(Records from a collection)
-.-.-

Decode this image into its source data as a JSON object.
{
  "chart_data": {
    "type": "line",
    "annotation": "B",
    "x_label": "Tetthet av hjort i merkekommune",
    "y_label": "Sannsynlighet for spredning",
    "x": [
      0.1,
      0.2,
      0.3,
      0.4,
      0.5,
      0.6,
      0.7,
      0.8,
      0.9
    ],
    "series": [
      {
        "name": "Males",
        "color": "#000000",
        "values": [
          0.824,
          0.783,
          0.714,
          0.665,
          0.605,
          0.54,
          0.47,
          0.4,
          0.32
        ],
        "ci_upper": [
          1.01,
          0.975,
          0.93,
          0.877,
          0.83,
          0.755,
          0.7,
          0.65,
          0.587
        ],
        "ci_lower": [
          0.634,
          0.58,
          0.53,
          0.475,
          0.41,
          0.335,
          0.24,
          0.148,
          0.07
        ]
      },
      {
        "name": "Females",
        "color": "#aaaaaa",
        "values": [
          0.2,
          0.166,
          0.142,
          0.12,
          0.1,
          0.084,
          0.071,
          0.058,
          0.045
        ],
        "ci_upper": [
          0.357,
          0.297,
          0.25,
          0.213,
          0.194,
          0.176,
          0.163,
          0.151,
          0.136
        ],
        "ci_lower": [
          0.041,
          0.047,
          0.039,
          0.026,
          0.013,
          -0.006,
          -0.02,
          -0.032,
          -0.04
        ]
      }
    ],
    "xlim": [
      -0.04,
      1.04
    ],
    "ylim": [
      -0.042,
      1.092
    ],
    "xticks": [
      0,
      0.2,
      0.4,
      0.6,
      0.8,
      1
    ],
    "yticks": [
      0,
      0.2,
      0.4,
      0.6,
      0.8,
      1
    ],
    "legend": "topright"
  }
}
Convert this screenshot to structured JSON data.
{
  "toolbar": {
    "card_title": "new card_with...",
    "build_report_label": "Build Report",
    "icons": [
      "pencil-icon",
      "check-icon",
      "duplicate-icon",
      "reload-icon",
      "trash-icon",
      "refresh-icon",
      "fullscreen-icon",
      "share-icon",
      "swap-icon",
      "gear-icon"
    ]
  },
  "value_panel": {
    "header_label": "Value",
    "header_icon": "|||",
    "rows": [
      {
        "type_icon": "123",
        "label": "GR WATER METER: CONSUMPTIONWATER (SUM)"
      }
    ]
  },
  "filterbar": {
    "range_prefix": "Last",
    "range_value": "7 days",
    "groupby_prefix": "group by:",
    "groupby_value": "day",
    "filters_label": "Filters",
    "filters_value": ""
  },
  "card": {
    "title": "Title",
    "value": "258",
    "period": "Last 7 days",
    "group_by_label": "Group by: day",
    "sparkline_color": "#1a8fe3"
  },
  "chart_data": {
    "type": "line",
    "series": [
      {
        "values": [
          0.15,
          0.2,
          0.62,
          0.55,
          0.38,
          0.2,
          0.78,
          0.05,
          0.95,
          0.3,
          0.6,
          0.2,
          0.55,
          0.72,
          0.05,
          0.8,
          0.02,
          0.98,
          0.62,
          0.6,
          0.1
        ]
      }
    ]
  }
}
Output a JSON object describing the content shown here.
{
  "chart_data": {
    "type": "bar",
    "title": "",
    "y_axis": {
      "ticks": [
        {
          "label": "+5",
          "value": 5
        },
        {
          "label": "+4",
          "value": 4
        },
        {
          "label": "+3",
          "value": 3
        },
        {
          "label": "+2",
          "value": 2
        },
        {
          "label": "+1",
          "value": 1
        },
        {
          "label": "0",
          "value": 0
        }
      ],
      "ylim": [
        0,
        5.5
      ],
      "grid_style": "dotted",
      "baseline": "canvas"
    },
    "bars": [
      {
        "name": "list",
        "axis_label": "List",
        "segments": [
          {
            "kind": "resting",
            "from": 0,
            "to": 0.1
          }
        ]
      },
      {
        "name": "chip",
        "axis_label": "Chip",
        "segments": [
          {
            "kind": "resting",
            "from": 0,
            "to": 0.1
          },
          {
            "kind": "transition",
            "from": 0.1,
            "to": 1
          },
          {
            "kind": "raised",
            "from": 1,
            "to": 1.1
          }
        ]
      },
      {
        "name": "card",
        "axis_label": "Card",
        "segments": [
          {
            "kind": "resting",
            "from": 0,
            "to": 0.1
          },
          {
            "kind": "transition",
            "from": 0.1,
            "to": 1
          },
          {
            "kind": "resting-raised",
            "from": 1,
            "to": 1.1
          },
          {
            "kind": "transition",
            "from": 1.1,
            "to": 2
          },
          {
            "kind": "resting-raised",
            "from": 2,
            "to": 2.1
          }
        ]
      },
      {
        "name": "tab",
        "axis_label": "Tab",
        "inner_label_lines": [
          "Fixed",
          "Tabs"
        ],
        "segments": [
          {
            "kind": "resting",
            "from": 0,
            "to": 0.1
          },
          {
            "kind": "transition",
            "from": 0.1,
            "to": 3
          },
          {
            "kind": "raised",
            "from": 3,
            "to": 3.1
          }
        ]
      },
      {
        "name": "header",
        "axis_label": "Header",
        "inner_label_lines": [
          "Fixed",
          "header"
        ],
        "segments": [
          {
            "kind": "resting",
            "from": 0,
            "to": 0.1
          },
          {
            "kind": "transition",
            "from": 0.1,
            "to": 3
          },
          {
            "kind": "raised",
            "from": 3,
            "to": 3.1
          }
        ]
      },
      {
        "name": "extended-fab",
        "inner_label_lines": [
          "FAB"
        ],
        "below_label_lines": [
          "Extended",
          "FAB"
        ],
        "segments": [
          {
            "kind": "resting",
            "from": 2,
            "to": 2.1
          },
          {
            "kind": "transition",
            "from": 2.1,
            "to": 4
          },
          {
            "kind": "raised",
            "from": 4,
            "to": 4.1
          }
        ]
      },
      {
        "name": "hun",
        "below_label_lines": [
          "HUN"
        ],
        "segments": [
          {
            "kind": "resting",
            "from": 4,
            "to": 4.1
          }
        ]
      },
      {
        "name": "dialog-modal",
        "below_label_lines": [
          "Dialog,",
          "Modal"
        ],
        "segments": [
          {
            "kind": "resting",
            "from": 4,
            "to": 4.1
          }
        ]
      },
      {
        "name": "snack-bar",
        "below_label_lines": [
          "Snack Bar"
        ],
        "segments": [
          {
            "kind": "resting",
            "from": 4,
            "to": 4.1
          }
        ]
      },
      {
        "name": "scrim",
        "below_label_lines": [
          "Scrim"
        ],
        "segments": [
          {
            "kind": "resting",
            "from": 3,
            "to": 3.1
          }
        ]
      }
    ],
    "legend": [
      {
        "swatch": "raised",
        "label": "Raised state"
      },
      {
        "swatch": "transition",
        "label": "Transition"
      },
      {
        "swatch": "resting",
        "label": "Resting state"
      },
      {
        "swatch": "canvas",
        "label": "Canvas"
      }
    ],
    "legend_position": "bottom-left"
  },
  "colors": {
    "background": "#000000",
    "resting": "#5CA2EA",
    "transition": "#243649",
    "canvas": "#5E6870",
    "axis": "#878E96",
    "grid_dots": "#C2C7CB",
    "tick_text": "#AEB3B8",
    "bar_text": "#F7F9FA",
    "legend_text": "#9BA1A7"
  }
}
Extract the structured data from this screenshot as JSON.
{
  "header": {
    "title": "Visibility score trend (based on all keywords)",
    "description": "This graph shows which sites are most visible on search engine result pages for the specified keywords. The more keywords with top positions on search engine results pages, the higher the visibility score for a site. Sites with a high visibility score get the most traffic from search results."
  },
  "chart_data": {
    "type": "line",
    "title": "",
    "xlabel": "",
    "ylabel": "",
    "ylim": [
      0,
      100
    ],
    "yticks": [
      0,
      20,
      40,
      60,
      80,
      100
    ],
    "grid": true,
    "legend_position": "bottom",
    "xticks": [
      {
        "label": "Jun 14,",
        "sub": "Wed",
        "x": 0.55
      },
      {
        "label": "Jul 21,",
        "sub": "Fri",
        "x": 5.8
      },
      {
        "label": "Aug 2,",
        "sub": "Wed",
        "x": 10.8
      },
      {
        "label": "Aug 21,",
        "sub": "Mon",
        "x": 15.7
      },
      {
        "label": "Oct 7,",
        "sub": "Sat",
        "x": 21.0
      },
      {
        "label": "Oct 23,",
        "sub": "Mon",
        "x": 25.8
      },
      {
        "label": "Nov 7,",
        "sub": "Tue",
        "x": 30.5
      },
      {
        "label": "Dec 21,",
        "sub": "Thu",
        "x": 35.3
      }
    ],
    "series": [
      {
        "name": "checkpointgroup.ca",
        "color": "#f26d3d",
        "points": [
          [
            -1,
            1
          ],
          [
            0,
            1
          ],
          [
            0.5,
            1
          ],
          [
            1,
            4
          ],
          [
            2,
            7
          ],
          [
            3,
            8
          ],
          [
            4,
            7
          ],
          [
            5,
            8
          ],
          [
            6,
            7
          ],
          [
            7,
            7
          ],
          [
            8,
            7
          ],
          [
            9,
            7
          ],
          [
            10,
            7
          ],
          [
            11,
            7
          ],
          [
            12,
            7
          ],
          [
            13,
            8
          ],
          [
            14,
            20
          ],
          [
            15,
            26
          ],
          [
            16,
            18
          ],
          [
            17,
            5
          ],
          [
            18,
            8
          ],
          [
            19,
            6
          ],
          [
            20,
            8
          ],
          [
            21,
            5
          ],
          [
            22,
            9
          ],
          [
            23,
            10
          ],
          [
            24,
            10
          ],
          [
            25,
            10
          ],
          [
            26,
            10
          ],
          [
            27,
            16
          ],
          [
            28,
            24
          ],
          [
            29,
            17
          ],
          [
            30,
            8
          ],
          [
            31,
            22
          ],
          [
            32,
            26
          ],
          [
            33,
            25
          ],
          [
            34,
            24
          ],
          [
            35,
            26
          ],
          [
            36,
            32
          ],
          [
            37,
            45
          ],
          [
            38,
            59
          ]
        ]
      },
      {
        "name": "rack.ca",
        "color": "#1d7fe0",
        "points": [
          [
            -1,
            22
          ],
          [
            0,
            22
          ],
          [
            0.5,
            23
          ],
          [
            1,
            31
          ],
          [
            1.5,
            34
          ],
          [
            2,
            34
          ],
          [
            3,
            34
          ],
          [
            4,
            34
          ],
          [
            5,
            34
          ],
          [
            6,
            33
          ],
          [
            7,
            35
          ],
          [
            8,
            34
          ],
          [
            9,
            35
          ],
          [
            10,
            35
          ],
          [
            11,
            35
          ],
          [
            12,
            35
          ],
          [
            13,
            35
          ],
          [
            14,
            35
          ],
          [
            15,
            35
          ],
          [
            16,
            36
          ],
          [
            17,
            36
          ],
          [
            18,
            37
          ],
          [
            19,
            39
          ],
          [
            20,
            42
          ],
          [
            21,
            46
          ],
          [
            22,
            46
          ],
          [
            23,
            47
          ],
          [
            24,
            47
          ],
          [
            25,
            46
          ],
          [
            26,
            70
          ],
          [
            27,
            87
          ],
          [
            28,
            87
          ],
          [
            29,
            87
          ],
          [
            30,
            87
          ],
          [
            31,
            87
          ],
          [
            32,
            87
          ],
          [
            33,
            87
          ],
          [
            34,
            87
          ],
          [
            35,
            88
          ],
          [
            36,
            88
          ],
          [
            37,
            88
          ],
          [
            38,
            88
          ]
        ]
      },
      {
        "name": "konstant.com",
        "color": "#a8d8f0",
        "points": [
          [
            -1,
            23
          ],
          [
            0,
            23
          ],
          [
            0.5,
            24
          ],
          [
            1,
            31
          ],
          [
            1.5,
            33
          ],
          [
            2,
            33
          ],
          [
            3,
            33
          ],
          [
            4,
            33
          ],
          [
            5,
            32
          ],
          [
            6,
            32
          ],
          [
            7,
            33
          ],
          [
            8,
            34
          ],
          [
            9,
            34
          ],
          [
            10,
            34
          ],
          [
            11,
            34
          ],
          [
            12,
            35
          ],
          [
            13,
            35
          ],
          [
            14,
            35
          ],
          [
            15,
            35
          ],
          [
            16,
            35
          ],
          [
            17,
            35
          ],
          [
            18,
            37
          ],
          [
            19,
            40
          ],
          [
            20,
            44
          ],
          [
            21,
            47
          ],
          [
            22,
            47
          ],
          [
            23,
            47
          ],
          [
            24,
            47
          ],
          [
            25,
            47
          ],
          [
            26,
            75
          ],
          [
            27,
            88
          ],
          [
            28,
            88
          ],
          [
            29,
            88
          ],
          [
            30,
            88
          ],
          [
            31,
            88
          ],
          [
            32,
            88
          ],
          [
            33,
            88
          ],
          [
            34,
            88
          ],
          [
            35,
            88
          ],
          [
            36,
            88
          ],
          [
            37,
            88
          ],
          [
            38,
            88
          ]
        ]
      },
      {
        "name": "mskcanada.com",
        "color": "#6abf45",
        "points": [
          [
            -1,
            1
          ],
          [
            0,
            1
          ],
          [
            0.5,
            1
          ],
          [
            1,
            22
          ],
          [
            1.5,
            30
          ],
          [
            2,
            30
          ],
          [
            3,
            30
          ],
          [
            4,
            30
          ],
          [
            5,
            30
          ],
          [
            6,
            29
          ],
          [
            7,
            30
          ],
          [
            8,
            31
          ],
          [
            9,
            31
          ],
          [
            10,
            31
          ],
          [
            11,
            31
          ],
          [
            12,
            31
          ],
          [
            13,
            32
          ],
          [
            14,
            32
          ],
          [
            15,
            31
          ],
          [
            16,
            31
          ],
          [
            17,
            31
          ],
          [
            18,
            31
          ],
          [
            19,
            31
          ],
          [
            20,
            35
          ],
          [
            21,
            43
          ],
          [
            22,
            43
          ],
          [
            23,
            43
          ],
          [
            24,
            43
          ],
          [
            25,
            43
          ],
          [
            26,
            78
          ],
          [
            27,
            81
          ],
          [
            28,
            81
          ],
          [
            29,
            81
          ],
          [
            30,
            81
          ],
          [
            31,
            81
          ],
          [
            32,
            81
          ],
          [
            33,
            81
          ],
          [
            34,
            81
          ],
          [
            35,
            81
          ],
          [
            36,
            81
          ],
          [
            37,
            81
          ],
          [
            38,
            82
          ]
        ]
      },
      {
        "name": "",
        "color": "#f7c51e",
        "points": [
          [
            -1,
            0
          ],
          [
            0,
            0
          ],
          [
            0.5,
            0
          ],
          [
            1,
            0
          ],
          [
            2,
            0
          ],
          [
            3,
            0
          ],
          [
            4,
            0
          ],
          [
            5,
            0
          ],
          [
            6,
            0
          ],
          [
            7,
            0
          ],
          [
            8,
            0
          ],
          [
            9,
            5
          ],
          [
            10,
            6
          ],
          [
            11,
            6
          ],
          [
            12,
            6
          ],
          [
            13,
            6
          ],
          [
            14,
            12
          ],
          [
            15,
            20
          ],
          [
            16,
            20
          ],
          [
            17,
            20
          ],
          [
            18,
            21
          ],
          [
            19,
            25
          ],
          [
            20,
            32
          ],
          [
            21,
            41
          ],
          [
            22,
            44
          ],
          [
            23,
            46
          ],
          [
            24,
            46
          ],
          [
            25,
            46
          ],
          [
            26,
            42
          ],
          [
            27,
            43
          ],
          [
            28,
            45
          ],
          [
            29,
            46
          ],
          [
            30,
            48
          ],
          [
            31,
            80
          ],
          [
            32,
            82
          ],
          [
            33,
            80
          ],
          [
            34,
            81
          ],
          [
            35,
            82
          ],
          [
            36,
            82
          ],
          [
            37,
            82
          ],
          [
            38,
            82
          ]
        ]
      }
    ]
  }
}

-.-.-

• [STATED PROBLEM]:
Of the lines in this material, state how many hold the string "screenshot". Write no other words.

• [EXERCISE SOLUTION]:
2